• Instructions for the task
Repeat the entire listing exactly as written.

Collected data

— BEGIN —

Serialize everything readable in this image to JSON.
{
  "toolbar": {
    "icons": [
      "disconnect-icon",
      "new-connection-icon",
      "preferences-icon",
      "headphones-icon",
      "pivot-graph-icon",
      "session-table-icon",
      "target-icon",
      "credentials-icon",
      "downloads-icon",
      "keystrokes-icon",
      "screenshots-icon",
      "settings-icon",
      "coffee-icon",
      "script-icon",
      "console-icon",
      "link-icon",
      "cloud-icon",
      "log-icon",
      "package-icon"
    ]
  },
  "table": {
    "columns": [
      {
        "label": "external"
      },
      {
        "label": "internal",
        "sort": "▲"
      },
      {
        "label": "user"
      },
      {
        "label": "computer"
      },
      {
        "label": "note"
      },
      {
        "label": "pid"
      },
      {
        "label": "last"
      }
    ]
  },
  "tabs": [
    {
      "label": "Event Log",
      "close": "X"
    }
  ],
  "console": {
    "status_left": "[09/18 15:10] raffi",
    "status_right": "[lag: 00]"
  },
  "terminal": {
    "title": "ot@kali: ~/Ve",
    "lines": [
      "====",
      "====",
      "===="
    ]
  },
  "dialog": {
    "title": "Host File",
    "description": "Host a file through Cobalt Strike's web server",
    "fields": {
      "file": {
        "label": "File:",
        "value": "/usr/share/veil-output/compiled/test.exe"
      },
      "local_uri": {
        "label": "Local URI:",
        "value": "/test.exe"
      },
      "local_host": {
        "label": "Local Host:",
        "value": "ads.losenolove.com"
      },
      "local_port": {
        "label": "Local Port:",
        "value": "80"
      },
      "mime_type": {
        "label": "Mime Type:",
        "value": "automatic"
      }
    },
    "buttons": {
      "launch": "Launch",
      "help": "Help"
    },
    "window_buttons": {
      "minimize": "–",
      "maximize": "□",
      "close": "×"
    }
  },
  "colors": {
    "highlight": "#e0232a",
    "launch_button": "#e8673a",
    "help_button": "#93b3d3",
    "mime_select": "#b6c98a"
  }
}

— END —

• Expected answer
Serialize everything readable in this image to JSON.
{
  "toolbar": {
    "icons": [
      "disconnect-icon",
      "new-connection-icon",
      "preferences-icon",
      "headphones-icon",
      "pivot-graph-icon",
      "session-table-icon",
      "target-icon",
      "credentials-icon",
      "downloads-icon",
      "keystrokes-icon",
      "screenshots-icon",
      "settings-icon",
      "coffee-icon",
      "script-icon",
      "console-icon",
      "link-icon",
      "cloud-icon",
      "log-icon",
      "package-icon"
    ]
  },
  "table": {
    "columns": [
      {
        "label": "external"
      },
      {
        "label": "internal",
        "sort": "▲"
      },
      {
        "label": "user"
      },
      {
        "label": "computer"
      },
      {
        "label": "note"
      },
      {
        "label": "pid"
      },
      {
        "label": "last"
      }
    ]
  },
  "tabs": [
    {
      "label": "Event Log",
      "close": "X"
    }
  ],
  "console": {
    "status_left": "[09/18 15:10] raffi",
    "status_right": "[lag: 00]"
  },
  "terminal": {
    "title": "ot@kali: ~/Ve",
    "lines": [
      "====",
      "====",
      "===="
    ]
  },
  "dialog": {
    "title": "Host File",
    "description": "Host a file through Cobalt Strike's web server",
    "fields": {
      "file": {
        "label": "File:",
        "value": "/usr/share/veil-output/compiled/test.exe"
      },
      "local_uri": {
        "label": "Local URI:",
        "value": "/test.exe"
      },
      "local_host": {
        "label": "Local Host:",
        "value": "ads.losenolove.com"
      },
      "local_port": {
        "label": "Local Port:",
        "value": "80"
      },
      "mime_type": {
        "label": "Mime Type:",
        "value": "automatic"
      }
    },
    "buttons": {
      "launch": "Launch",
      "help": "Help"
    },
    "window_buttons": {
      "minimize": "–",
      "maximize": "□",
      "close": "×"
    }
  },
  "colors": {
    "highlight": "#e0232a",
    "launch_button": "#e8673a",
    "help_button": "#93b3d3",
    "mime_select": "#b6c98a"
  }
}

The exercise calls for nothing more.